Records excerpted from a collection
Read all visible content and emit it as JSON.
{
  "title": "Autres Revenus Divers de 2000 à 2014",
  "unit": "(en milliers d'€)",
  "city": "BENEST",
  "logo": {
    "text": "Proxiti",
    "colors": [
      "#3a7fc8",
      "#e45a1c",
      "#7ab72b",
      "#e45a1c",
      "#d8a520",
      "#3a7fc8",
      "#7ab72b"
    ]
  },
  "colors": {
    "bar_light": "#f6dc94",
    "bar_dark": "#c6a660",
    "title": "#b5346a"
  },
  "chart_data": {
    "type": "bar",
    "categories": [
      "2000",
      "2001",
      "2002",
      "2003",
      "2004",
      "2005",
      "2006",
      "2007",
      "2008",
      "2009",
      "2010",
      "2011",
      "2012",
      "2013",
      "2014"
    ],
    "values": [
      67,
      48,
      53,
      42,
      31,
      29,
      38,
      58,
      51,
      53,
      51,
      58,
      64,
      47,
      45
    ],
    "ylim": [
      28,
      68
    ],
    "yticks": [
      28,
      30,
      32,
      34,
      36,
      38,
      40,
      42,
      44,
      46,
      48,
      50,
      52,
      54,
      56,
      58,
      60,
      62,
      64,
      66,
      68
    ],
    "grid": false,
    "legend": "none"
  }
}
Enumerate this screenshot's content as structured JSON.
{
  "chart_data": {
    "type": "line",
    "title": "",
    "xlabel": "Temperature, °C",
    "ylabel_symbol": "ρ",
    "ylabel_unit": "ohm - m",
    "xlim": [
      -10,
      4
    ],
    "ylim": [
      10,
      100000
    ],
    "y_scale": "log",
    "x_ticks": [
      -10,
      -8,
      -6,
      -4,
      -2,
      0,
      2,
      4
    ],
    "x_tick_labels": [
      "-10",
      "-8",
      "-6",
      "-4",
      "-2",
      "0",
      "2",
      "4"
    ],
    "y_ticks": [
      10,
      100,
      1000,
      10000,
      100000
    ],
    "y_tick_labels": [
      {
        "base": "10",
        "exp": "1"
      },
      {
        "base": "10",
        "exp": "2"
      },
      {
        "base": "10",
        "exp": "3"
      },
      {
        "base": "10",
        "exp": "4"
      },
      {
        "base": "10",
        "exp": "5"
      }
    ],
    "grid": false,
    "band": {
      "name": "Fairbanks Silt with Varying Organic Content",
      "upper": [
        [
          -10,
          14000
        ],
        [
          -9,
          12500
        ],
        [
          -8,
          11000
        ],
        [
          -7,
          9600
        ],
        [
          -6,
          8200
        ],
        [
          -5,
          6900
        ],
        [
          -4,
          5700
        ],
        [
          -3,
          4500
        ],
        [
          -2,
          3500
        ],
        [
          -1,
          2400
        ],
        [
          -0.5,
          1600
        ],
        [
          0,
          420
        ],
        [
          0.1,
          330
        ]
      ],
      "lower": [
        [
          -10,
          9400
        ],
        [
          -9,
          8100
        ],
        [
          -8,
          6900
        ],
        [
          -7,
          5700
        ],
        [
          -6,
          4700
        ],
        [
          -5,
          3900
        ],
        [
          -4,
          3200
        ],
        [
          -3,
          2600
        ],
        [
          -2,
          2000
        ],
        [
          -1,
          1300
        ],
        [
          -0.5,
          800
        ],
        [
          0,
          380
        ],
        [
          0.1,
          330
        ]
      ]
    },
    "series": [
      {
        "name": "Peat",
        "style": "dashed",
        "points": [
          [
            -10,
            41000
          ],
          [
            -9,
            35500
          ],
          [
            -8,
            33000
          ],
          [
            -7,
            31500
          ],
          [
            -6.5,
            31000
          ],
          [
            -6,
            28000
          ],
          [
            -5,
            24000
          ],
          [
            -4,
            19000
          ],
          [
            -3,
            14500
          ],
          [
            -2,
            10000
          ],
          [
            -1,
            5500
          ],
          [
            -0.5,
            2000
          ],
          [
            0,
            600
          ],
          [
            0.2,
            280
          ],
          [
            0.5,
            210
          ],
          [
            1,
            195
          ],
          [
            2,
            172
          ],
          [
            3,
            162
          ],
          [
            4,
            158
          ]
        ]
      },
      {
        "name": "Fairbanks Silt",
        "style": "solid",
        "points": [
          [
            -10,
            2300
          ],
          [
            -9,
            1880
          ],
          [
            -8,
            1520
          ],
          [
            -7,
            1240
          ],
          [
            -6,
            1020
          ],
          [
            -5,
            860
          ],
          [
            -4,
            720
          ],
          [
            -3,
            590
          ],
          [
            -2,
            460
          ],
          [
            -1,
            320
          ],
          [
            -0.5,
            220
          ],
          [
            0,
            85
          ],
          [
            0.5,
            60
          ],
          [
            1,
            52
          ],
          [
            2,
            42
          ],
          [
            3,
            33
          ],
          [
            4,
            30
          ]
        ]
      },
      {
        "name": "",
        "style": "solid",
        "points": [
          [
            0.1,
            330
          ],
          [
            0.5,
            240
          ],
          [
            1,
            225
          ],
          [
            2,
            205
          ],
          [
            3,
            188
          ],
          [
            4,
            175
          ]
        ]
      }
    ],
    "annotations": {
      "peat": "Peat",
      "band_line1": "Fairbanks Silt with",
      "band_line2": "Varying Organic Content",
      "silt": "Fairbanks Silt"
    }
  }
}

What the task asks> Compute the number of lines above that contain the string "JSON". Reply with that value only.

Response to this task> 2